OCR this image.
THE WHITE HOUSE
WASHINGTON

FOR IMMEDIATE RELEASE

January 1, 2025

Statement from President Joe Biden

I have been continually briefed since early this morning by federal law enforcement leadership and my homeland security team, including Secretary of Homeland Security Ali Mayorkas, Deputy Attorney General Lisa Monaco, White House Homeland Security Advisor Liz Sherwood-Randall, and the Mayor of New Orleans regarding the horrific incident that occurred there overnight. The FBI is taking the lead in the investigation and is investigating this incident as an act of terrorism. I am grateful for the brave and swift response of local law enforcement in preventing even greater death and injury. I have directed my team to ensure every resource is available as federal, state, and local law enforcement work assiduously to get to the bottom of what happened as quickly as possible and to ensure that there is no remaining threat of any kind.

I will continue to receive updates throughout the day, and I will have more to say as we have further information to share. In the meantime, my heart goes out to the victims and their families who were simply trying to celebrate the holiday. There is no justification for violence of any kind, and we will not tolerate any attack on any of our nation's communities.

What you have to do:
Nothing should be changed: write out all of the data as is.

Response for this exercise:
OCR this image.
THE WHITE HOUSE
WASHINGTON

FOR IMMEDIATE RELEASE

January 1, 2025

Statement from President Joe Biden

I have been continually briefed since early this morning by federal law enforcement leadership and my homeland security team, including Secretary of Homeland Security Ali Mayorkas, Deputy Attorney General Lisa Monaco, White House Homeland Security Advisor Liz Sherwood-Randall, and the Mayor of New Orleans regarding the horrific incident that occurred there overnight. The FBI is taking the lead in the investigation and is investigating this incident as an act of terrorism. I am grateful for the brave and swift response of local law enforcement in preventing even greater death and injury. I have directed my team to ensure every resource is available as federal, state, and local law enforcement work assiduously to get to the bottom of what happened as quickly as possible and to ensure that there is no remaining threat of any kind.

I will continue to receive updates throughout the day, and I will have more to say as we have further information to share. In the meantime, my heart goes out to the victims and their families who were simply trying to celebrate the holiday. There is no justification for violence of any kind, and we will not tolerate any attack on any of our nation's communities.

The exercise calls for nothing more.